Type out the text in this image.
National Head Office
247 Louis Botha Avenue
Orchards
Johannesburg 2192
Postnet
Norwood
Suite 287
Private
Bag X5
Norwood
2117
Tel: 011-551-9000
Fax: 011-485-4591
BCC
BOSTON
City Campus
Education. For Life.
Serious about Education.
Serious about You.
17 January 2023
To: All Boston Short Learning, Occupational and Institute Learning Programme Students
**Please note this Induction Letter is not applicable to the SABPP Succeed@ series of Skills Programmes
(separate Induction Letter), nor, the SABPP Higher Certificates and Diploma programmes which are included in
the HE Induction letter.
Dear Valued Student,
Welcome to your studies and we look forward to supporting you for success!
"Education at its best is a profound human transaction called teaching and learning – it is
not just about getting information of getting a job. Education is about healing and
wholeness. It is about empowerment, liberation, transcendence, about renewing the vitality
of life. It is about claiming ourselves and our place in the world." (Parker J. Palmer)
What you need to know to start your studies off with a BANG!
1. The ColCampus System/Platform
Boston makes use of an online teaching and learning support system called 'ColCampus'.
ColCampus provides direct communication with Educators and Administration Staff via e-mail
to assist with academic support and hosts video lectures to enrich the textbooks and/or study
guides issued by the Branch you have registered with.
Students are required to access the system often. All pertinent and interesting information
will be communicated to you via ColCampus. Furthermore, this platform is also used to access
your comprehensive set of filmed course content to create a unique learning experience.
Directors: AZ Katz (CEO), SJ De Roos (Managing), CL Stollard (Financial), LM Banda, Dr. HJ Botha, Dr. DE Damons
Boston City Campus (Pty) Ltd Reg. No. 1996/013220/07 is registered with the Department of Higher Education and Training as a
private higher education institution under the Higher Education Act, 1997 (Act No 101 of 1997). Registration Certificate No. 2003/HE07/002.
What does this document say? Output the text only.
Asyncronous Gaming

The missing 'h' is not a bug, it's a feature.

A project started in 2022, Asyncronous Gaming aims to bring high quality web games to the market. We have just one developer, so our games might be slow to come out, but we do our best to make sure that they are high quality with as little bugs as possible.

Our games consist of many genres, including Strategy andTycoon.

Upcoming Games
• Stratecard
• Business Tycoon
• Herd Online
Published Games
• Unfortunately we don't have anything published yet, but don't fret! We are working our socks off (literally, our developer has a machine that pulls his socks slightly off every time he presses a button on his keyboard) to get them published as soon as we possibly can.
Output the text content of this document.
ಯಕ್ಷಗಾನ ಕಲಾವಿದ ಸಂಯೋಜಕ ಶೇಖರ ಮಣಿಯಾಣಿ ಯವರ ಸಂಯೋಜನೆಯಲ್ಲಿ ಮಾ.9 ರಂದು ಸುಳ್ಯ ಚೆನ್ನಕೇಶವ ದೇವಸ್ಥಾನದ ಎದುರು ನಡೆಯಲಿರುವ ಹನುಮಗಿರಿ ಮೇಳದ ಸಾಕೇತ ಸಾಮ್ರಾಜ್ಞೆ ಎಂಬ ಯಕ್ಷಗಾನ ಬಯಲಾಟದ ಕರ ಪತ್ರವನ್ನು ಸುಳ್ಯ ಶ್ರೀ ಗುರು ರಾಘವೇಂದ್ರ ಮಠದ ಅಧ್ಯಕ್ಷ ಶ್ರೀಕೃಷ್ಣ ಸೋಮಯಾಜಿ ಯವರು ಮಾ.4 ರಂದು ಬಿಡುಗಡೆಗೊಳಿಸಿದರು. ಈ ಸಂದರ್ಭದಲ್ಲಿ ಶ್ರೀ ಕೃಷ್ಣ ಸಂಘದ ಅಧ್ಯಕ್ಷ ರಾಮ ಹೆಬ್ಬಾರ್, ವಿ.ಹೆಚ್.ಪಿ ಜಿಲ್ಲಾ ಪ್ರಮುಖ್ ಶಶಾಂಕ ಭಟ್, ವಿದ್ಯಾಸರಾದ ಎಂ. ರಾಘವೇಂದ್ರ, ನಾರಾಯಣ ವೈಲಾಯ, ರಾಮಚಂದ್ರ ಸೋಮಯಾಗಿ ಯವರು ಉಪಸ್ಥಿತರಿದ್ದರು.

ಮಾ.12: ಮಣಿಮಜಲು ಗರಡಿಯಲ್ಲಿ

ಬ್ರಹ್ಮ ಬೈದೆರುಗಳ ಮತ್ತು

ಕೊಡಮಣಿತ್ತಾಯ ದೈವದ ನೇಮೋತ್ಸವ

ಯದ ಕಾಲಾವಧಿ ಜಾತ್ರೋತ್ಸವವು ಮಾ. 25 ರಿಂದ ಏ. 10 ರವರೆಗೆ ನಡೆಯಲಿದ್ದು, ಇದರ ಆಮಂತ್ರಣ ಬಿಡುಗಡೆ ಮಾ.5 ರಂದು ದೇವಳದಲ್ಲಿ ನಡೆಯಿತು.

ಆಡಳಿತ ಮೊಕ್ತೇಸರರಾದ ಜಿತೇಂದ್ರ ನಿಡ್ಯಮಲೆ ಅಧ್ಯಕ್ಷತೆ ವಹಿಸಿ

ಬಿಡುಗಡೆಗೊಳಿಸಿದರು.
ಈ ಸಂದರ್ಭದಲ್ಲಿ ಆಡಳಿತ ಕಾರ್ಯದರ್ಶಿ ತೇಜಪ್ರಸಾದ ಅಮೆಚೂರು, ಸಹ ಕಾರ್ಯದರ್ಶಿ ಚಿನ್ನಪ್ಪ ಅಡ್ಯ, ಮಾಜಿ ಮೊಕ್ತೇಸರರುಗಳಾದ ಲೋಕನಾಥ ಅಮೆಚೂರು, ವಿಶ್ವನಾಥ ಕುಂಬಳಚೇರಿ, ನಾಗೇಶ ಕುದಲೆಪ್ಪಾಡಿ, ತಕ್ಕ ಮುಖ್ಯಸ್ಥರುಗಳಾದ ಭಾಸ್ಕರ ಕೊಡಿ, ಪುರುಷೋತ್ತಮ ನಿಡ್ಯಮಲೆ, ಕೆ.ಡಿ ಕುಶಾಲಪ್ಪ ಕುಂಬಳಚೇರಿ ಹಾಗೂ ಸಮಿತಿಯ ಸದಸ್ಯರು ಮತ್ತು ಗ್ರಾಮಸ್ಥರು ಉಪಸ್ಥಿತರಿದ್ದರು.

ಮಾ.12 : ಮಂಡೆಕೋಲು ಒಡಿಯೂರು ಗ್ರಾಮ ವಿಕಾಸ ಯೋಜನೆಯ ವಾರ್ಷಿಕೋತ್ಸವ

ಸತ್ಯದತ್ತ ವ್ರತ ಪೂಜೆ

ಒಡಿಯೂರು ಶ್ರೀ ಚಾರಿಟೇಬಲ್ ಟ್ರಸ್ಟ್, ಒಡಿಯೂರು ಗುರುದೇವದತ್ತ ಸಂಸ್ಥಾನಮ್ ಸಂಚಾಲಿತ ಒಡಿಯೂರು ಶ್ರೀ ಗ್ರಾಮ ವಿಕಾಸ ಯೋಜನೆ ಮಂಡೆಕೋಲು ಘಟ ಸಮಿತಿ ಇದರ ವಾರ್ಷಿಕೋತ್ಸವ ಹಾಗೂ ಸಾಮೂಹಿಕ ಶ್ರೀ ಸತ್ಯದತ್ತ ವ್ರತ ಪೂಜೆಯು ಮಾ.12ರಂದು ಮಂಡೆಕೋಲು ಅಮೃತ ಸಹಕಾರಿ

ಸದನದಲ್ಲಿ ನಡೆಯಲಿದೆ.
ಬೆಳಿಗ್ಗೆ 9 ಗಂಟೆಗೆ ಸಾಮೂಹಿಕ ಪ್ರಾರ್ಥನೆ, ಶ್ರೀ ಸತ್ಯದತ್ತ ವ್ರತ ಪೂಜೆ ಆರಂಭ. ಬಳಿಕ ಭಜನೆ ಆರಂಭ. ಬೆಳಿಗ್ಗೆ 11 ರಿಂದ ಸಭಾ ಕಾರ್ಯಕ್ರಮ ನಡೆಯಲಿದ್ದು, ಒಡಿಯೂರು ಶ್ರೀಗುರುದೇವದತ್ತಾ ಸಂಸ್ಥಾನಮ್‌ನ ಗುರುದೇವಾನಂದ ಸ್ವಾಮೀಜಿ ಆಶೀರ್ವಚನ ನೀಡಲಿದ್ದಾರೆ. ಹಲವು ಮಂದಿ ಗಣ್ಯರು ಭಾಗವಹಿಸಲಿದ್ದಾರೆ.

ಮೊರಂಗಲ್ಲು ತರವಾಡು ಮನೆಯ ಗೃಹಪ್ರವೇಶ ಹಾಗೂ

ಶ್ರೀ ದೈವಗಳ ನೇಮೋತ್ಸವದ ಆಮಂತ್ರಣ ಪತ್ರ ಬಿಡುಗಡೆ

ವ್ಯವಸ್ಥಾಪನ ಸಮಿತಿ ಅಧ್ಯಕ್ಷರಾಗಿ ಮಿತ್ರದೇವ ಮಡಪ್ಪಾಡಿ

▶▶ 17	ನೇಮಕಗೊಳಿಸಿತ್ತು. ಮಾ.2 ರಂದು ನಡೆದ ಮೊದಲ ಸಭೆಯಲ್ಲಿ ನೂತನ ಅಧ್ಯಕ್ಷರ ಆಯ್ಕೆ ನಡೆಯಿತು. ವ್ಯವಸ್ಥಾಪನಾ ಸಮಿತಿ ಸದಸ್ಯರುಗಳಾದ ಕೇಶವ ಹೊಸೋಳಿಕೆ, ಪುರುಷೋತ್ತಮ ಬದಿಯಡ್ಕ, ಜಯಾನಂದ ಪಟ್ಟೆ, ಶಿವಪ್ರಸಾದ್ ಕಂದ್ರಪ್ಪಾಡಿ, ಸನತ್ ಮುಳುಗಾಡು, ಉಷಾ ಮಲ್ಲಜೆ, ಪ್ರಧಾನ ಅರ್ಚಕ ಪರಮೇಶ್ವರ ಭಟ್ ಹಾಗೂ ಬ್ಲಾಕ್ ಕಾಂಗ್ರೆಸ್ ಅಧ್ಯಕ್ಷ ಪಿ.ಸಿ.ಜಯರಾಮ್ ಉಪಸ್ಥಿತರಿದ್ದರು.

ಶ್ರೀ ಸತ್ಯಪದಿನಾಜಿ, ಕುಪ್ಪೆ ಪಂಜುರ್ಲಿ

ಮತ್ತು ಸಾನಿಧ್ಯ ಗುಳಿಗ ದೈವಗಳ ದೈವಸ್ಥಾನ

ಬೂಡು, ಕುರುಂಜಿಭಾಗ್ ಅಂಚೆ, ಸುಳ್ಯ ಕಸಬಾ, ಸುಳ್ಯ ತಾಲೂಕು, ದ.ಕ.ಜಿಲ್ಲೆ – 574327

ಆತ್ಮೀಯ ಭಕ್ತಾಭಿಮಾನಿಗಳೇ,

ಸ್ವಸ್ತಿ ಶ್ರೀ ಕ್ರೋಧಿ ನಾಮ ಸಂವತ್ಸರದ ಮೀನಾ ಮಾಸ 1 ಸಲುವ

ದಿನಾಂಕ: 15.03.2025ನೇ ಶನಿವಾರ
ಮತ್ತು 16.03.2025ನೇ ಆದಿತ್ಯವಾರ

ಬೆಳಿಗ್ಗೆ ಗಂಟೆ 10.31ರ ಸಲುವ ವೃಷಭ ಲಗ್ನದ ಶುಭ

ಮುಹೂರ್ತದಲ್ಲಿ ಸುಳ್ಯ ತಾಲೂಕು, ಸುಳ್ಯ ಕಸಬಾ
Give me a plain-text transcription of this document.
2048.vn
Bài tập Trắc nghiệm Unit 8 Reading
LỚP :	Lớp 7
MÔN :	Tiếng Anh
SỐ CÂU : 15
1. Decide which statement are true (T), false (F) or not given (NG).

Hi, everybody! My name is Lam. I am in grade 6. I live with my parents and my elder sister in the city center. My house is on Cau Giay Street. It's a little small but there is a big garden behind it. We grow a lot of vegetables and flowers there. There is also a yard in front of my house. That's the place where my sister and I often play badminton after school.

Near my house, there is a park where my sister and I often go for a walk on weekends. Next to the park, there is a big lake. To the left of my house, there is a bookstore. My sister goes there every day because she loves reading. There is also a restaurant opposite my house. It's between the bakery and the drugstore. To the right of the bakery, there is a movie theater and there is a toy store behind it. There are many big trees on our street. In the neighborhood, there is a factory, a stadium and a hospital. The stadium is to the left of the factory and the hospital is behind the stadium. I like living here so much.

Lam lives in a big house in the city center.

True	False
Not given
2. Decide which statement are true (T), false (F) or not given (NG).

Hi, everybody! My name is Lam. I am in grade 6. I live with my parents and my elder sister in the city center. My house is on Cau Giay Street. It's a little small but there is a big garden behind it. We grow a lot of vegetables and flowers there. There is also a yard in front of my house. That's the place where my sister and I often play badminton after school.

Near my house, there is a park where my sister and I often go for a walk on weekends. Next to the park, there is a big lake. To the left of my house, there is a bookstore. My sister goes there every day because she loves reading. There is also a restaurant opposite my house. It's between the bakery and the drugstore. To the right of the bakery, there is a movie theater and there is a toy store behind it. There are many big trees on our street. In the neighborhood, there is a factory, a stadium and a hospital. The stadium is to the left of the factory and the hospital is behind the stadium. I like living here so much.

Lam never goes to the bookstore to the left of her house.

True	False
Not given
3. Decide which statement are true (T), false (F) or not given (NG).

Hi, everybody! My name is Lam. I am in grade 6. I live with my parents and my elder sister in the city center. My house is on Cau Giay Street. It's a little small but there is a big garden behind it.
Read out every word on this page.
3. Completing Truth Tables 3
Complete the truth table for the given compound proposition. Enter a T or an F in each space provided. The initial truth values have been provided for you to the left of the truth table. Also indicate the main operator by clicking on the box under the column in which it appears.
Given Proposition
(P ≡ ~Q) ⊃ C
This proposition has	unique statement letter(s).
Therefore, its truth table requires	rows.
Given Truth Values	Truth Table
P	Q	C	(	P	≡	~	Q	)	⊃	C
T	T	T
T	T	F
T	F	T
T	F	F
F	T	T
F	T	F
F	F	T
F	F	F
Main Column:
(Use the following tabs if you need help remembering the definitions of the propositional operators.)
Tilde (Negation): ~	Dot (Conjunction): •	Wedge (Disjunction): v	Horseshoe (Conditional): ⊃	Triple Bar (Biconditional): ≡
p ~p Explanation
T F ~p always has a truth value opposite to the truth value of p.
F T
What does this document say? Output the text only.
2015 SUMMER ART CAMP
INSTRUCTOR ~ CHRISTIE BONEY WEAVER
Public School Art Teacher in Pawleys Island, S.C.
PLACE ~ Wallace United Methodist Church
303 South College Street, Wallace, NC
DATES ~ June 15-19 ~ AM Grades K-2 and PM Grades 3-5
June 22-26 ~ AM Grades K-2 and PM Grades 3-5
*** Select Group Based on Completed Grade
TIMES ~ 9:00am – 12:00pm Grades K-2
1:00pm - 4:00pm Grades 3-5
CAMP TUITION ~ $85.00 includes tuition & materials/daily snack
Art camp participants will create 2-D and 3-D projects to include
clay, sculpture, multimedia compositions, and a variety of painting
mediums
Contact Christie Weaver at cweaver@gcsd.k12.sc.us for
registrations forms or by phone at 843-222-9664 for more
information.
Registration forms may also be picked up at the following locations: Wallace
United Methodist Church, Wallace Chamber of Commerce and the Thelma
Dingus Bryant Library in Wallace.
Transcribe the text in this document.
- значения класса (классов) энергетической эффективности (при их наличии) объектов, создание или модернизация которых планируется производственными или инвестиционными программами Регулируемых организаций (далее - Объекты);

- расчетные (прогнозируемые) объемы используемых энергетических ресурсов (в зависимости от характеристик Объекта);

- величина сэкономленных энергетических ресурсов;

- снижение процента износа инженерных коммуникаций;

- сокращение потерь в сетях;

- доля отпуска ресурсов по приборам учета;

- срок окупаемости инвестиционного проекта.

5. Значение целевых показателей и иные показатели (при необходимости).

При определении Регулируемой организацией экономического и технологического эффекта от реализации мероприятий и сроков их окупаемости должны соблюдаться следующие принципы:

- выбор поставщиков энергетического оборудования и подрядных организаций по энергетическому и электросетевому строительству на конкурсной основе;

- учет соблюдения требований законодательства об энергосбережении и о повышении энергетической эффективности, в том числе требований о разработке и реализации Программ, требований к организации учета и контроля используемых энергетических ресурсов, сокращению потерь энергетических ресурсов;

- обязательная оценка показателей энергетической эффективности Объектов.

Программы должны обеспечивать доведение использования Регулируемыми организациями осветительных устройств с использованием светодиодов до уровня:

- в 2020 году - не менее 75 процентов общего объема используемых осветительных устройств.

*Problem to work on:*
Across the data, tally the lines containing "access" and give back the number alone.

*Expected answer:*
2